Begin

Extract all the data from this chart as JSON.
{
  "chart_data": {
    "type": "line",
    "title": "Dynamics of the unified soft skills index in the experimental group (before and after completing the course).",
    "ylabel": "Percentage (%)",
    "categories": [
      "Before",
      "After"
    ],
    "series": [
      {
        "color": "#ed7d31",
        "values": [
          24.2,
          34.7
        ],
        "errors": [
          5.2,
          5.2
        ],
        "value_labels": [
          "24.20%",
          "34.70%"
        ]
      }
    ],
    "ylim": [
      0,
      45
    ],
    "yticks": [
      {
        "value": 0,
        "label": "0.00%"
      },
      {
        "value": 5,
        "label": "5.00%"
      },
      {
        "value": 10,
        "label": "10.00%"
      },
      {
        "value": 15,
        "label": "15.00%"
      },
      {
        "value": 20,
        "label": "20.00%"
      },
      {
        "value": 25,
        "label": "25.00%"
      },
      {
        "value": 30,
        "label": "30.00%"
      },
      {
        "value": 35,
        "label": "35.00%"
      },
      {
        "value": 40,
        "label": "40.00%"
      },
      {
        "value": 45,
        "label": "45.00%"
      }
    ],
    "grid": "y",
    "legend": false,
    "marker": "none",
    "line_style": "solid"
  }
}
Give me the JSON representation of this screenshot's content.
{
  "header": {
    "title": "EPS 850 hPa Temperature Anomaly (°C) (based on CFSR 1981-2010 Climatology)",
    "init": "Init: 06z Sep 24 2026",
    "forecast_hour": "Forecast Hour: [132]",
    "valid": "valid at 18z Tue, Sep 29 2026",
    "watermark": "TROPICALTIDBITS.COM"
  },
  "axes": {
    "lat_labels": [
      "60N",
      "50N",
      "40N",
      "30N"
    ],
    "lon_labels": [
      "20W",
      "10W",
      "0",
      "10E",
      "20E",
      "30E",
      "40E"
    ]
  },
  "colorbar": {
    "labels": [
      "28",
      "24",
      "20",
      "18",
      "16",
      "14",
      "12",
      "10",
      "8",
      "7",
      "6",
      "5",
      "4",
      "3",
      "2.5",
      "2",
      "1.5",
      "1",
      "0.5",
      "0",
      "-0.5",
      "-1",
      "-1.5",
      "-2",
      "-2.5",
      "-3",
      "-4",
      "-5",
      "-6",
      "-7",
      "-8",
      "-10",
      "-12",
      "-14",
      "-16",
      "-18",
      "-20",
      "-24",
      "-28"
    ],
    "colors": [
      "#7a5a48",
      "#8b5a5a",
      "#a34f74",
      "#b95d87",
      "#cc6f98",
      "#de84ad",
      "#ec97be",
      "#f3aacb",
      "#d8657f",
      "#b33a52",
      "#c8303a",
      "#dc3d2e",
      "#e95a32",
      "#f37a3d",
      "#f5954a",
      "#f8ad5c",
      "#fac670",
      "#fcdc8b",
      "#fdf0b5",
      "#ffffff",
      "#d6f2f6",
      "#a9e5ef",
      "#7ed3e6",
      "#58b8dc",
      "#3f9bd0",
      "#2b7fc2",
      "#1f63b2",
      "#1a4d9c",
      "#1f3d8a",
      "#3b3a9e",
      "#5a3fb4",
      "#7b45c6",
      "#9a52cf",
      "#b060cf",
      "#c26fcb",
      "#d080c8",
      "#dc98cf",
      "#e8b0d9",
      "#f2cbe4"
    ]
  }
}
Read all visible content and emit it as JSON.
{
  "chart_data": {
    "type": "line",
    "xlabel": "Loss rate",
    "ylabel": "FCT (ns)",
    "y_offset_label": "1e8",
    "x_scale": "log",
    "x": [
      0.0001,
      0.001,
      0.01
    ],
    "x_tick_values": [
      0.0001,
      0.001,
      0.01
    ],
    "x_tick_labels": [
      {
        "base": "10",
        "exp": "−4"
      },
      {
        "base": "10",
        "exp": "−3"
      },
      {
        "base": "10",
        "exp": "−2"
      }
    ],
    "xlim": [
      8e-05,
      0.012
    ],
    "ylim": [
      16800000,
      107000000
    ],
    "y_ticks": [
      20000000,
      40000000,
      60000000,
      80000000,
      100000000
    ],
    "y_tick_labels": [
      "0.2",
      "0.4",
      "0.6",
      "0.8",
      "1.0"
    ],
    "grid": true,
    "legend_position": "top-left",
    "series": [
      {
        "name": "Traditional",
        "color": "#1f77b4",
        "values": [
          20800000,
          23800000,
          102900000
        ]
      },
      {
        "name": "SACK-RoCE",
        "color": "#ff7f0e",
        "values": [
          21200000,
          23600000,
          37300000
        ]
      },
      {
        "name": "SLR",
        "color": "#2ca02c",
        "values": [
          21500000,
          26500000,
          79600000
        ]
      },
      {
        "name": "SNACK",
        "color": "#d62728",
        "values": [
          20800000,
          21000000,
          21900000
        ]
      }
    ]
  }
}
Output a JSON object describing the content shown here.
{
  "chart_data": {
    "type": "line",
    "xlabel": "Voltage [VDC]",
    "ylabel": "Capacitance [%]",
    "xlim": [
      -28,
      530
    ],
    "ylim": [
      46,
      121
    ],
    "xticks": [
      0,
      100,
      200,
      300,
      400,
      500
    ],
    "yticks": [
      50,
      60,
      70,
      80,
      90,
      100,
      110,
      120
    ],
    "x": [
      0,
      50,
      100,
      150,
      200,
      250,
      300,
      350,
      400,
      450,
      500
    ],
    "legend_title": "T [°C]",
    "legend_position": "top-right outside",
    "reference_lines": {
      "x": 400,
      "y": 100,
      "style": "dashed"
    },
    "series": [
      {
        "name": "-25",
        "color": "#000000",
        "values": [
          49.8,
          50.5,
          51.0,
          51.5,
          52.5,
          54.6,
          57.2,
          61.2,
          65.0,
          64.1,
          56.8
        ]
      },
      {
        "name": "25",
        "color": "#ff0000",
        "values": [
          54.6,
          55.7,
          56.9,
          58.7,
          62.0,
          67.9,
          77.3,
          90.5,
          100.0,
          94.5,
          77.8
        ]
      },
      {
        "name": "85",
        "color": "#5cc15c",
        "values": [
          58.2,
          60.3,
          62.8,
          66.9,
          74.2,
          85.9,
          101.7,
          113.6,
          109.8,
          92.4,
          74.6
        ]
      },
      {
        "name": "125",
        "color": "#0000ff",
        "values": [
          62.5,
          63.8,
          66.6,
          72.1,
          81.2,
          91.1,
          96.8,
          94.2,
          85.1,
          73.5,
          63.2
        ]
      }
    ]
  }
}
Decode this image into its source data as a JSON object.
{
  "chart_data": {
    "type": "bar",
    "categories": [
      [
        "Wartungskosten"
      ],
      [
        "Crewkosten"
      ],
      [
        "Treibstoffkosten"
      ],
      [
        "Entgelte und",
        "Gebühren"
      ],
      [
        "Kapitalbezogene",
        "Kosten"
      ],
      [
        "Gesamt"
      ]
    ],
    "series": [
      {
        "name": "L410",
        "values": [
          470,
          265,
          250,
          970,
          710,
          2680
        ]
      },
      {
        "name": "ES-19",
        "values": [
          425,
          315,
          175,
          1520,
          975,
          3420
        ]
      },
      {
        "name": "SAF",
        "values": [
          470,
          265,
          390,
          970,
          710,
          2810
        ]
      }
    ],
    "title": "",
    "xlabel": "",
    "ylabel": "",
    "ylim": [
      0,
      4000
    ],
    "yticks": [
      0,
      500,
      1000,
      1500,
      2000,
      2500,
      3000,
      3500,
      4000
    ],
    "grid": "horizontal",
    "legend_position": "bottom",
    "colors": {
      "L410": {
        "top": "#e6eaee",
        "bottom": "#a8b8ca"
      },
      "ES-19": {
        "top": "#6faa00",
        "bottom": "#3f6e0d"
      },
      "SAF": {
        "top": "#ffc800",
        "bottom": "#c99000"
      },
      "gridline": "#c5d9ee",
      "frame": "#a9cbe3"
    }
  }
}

End

◆ The problem ◆
Looking at the data above, how many lines hold the word "name"? Respond with the number alone.

◆ Answer to the problem ◆
11